** start DATA ROWS **

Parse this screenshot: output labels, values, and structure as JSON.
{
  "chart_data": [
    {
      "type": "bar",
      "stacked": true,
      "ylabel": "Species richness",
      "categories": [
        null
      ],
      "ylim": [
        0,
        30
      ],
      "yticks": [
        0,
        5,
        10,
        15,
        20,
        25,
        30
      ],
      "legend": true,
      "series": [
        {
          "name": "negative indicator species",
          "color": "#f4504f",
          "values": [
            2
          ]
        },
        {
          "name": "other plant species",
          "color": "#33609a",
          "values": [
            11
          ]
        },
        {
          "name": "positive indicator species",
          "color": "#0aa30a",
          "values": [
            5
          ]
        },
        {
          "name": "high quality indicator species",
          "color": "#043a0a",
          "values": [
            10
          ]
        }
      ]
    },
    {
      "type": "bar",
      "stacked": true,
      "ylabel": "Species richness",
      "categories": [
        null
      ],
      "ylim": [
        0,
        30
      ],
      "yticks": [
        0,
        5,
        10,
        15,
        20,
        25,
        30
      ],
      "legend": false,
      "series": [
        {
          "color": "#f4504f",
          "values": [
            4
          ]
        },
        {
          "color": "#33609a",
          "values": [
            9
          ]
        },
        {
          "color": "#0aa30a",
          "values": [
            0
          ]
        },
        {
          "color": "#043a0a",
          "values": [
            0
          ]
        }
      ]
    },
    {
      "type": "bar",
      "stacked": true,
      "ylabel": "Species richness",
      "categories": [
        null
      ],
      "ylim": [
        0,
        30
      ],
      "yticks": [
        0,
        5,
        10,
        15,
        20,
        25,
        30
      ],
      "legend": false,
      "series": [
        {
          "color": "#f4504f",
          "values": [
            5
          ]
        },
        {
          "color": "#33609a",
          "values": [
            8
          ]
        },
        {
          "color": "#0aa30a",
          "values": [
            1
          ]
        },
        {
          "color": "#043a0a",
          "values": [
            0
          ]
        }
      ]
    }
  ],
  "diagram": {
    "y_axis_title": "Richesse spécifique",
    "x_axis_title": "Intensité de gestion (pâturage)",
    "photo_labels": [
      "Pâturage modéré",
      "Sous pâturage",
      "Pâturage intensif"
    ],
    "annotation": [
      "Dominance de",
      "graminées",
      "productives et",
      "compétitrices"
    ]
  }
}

** end DATA ROWS **

* [DESCRIPTION OF THE TASK]: Reproduce the records above exactly.

* [THE RESULT]:
Parse this screenshot: output labels, values, and structure as JSON.
{
  "chart_data": [
    {
      "type": "bar",
      "stacked": true,
      "ylabel": "Species richness",
      "categories": [
        null
      ],
      "ylim": [
        0,
        30
      ],
      "yticks": [
        0,
        5,
        10,
        15,
        20,
        25,
        30
      ],
      "legend": true,
      "series": [
        {
          "name": "negative indicator species",
          "color": "#f4504f",
          "values": [
            2
          ]
        },
        {
          "name": "other plant species",
          "color": "#33609a",
          "values": [
            11
          ]
        },
        {
          "name": "positive indicator species",
          "color": "#0aa30a",
          "values": [
            5
          ]
        },
        {
          "name": "high quality indicator species",
          "color": "#043a0a",
          "values": [
            10
          ]
        }
      ]
    },
    {
      "type": "bar",
      "stacked": true,
      "ylabel": "Species richness",
      "categories": [
        null
      ],
      "ylim": [
        0,
        30
      ],
      "yticks": [
        0,
        5,
        10,
        15,
        20,
        25,
        30
      ],
      "legend": false,
      "series": [
        {
          "color": "#f4504f",
          "values": [
            4
          ]
        },
        {
          "color": "#33609a",
          "values": [
            9
          ]
        },
        {
          "color": "#0aa30a",
          "values": [
            0
          ]
        },
        {
          "color": "#043a0a",
          "values": [
            0
          ]
        }
      ]
    },
    {
      "type": "bar",
      "stacked": true,
      "ylabel": "Species richness",
      "categories": [
        null
      ],
      "ylim": [
        0,
        30
      ],
      "yticks": [
        0,
        5,
        10,
        15,
        20,
        25,
        30
      ],
      "legend": false,
      "series": [
        {
          "color": "#f4504f",
          "values": [
            5
          ]
        },
        {
          "color": "#33609a",
          "values": [
            8
          ]
        },
        {
          "color": "#0aa30a",
          "values": [
            1
          ]
        },
        {
          "color": "#043a0a",
          "values": [
            0
          ]
        }
      ]
    }
  ],
  "diagram": {
    "y_axis_title": "Richesse spécifique",
    "x_axis_title": "Intensité de gestion (pâturage)",
    "photo_labels": [
      "Pâturage modéré",
      "Sous pâturage",
      "Pâturage intensif"
    ],
    "annotation": [
      "Dominance de",
      "graminées",
      "productives et",
      "compétitrices"
    ]
  }
}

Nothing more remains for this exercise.